START Records shown
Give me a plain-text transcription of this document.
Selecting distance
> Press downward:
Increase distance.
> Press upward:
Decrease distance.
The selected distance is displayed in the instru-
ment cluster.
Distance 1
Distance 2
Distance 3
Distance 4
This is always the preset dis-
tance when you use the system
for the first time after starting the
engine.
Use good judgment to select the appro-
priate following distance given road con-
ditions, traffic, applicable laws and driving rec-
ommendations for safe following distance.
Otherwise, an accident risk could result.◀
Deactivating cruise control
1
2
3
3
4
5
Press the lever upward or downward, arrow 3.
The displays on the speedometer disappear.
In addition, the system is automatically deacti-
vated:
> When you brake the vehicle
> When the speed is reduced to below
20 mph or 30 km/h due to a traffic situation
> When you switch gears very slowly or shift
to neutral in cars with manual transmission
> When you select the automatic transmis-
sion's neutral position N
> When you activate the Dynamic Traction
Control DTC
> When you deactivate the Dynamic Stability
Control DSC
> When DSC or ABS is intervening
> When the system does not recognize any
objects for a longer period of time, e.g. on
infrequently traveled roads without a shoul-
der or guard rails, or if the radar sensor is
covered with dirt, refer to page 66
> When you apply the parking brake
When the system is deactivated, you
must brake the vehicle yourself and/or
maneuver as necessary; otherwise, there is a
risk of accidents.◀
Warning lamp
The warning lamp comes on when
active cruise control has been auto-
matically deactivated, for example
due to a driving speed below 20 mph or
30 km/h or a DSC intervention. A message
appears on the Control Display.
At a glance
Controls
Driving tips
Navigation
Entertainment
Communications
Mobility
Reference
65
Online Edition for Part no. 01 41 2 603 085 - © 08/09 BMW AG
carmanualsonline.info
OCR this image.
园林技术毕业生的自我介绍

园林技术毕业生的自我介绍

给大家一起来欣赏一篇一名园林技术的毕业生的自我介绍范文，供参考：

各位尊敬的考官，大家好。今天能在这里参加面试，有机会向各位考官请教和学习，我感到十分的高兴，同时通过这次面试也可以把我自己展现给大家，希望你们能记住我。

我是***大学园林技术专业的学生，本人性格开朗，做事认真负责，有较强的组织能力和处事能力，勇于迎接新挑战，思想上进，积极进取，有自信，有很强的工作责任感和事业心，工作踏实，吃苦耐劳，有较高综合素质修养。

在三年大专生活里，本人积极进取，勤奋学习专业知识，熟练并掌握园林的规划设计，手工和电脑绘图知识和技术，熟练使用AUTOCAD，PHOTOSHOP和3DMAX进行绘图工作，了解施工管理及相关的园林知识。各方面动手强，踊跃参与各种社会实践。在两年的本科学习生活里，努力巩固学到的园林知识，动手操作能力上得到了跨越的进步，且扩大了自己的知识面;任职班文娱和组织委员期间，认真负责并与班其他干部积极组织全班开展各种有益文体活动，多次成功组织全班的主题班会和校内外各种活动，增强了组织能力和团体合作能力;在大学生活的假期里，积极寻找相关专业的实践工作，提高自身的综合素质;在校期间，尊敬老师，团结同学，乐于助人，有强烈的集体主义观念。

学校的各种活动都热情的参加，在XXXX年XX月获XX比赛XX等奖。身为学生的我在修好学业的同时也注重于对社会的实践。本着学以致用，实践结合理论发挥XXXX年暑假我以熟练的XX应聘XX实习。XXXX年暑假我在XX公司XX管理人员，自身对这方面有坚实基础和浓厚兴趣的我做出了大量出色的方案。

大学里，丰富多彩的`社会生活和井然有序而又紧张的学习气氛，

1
END Records shown
— Task prompt —
Every line that holds the word "risk" should be extracted.

— Solved exercise —
Otherwise, an accident risk could result.◀
risk of accidents.◀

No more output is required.